Provide an exact reproduction of every entry.
++++
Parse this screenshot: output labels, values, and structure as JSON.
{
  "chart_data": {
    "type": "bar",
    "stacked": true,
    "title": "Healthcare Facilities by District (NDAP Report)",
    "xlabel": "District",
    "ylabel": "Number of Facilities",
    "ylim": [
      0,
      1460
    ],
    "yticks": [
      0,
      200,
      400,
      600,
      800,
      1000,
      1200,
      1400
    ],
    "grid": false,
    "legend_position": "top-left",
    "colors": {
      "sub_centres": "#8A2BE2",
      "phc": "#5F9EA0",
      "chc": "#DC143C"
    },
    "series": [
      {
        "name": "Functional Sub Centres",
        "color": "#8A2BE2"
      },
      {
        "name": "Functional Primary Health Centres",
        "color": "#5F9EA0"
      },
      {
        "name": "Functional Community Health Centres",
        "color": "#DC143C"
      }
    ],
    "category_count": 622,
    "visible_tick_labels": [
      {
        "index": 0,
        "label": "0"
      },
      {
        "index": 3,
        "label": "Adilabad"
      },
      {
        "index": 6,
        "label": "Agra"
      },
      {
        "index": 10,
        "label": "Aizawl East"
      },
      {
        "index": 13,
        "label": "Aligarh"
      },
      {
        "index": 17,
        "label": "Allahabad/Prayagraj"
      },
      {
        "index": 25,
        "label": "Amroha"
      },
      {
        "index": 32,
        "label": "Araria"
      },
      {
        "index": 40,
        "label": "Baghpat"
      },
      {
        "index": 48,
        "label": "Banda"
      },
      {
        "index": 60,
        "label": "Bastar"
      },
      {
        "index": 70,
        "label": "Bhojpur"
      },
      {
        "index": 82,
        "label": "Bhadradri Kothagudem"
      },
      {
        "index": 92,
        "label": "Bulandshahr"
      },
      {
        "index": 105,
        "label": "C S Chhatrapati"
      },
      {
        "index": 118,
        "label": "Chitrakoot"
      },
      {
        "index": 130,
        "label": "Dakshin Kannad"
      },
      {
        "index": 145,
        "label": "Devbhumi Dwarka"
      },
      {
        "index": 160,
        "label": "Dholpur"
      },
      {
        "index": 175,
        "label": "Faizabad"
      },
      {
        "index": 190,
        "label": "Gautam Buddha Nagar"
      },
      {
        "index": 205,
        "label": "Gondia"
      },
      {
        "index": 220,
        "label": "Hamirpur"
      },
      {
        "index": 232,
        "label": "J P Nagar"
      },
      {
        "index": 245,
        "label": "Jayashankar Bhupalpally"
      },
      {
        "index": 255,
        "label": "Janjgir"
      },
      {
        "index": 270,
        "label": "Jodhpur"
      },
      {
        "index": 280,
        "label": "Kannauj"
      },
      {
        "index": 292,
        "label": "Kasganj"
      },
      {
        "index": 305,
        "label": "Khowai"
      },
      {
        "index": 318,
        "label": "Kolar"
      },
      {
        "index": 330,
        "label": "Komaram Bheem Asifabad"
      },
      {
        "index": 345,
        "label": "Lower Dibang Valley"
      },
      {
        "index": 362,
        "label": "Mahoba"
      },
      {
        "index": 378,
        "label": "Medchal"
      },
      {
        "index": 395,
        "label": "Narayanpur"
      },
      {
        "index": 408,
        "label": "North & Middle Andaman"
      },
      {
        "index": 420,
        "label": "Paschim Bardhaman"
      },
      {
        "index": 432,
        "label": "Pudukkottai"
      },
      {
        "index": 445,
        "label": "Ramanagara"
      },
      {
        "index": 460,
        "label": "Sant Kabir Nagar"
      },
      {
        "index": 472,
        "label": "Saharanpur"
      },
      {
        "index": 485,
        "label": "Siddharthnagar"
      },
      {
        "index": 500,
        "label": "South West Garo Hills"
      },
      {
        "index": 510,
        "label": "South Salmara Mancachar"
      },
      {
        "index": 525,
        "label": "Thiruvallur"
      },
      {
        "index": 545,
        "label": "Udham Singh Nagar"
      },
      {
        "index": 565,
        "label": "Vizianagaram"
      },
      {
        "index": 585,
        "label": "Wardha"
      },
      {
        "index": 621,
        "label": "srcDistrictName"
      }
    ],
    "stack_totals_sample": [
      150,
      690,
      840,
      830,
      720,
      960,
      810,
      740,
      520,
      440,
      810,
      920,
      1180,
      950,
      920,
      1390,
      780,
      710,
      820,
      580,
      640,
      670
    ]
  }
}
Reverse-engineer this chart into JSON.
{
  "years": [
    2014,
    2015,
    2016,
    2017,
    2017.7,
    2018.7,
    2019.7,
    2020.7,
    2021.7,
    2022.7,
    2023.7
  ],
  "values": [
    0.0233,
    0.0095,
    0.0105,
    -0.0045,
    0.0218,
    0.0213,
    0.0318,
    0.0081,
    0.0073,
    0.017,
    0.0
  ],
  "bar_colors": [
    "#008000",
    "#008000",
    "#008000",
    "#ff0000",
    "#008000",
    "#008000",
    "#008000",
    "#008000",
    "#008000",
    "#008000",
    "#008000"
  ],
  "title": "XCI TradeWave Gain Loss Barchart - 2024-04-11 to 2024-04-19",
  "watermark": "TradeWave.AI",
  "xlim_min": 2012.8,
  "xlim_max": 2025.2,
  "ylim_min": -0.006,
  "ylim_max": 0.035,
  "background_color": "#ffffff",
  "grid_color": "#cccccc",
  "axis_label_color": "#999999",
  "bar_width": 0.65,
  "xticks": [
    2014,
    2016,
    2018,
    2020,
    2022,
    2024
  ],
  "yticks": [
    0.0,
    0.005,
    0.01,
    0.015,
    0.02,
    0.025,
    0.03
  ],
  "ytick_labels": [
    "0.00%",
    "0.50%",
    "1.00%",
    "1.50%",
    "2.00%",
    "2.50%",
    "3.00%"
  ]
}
++++
§ SOLUTION:
Parse this screenshot: output labels, values, and structure as JSON.
{
  "chart_data": {
    "type": "bar",
    "stacked": true,
    "title": "Healthcare Facilities by District (NDAP Report)",
    "xlabel": "District",
    "ylabel": "Number of Facilities",
    "ylim": [
      0,
      1460
    ],
    "yticks": [
      0,
      200,
      400,
      600,
      800,
      1000,
      1200,
      1400
    ],
    "grid": false,
    "legend_position": "top-left",
    "colors": {
      "sub_centres": "#8A2BE2",
      "phc": "#5F9EA0",
      "chc": "#DC143C"
    },
    "series": [
      {
        "name": "Functional Sub Centres",
        "color": "#8A2BE2"
      },
      {
        "name": "Functional Primary Health Centres",
        "color": "#5F9EA0"
      },
      {
        "name": "Functional Community Health Centres",
        "color": "#DC143C"
      }
    ],
    "category_count": 622,
    "visible_tick_labels": [
      {
        "index": 0,
        "label": "0"
      },
      {
        "index": 3,
        "label": "Adilabad"
      },
      {
        "index": 6,
        "label": "Agra"
      },
      {
        "index": 10,
        "label": "Aizawl East"
      },
      {
        "index": 13,
        "label": "Aligarh"
      },
      {
        "index": 17,
        "label": "Allahabad/Prayagraj"
      },
      {
        "index": 25,
        "label": "Amroha"
      },
      {
        "index": 32,
        "label": "Araria"
      },
      {
        "index": 40,
        "label": "Baghpat"
      },
      {
        "index": 48,
        "label": "Banda"
      },
      {
        "index": 60,
        "label": "Bastar"
      },
      {
        "index": 70,
        "label": "Bhojpur"
      },
      {
        "index": 82,
        "label": "Bhadradri Kothagudem"
      },
      {
        "index": 92,
        "label": "Bulandshahr"
      },
      {
        "index": 105,
        "label": "C S Chhatrapati"
      },
      {
        "index": 118,
        "label": "Chitrakoot"
      },
      {
        "index": 130,
        "label": "Dakshin Kannad"
      },
      {
        "index": 145,
        "label": "Devbhumi Dwarka"
      },
      {
        "index": 160,
        "label": "Dholpur"
      },
      {
        "index": 175,
        "label": "Faizabad"
      },
      {
        "index": 190,
        "label": "Gautam Buddha Nagar"
      },
      {
        "index": 205,
        "label": "Gondia"
      },
      {
        "index": 220,
        "label": "Hamirpur"
      },
      {
        "index": 232,
        "label": "J P Nagar"
      },
      {
        "index": 245,
        "label": "Jayashankar Bhupalpally"
      },
      {
        "index": 255,
        "label": "Janjgir"
      },
      {
        "index": 270,
        "label": "Jodhpur"
      },
      {
        "index": 280,
        "label": "Kannauj"
      },
      {
        "index": 292,
        "label": "Kasganj"
      },
      {
        "index": 305,
        "label": "Khowai"
      },
      {
        "index": 318,
        "label": "Kolar"
      },
      {
        "index": 330,
        "label": "Komaram Bheem Asifabad"
      },
      {
        "index": 345,
        "label": "Lower Dibang Valley"
      },
      {
        "index": 362,
        "label": "Mahoba"
      },
      {
        "index": 378,
        "label": "Medchal"
      },
      {
        "index": 395,
        "label": "Narayanpur"
      },
      {
        "index": 408,
        "label": "North & Middle Andaman"
      },
      {
        "index": 420,
        "label": "Paschim Bardhaman"
      },
      {
        "index": 432,
        "label": "Pudukkottai"
      },
      {
        "index": 445,
        "label": "Ramanagara"
      },
      {
        "index": 460,
        "label": "Sant Kabir Nagar"
      },
      {
        "index": 472,
        "label": "Saharanpur"
      },
      {
        "index": 485,
        "label": "Siddharthnagar"
      },
      {
        "index": 500,
        "label": "South West Garo Hills"
      },
      {
        "index": 510,
        "label": "South Salmara Mancachar"
      },
      {
        "index": 525,
        "label": "Thiruvallur"
      },
      {
        "index": 545,
        "label": "Udham Singh Nagar"
      },
      {
        "index": 565,
        "label": "Vizianagaram"
      },
      {
        "index": 585,
        "label": "Wardha"
      },
      {
        "index": 621,
        "label": "srcDistrictName"
      }
    ],
    "stack_totals_sample": [
      150,
      690,
      840,
      830,
      720,
      960,
      810,
      740,
      520,
      440,
      810,
      920,
      1180,
      950,
      920,
      1390,
      780,
      710,
      820,
      580,
      640,
      670
    ]
  }
}
Reverse-engineer this chart into JSON.
{
  "years": [
    2014,
    2015,
    2016,
    2017,
    2017.7,
    2018.7,
    2019.7,
    2020.7,
    2021.7,
    2022.7,
    2023.7
  ],
  "values": [
    0.0233,
    0.0095,
    0.0105,
    -0.0045,
    0.0218,
    0.0213,
    0.0318,
    0.0081,
    0.0073,
    0.017,
    0.0
  ],
  "bar_colors": [
    "#008000",
    "#008000",
    "#008000",
    "#ff0000",
    "#008000",
    "#008000",
    "#008000",
    "#008000",
    "#008000",
    "#008000",
    "#008000"
  ],
  "title": "XCI TradeWave Gain Loss Barchart - 2024-04-11 to 2024-04-19",
  "watermark": "TradeWave.AI",
  "xlim_min": 2012.8,
  "xlim_max": 2025.2,
  "ylim_min": -0.006,
  "ylim_max": 0.035,
  "background_color": "#ffffff",
  "grid_color": "#cccccc",
  "axis_label_color": "#999999",
  "bar_width": 0.65,
  "xticks": [
    2014,
    2016,
    2018,
    2020,
    2022,
    2024
  ],
  "yticks": [
    0.0,
    0.005,
    0.01,
    0.015,
    0.02,
    0.025,
    0.03
  ],
  "ytick_labels": [
    "0.00%",
    "0.50%",
    "1.00%",
    "1.50%",
    "2.00%",
    "2.50%",
    "3.00%"
  ]
}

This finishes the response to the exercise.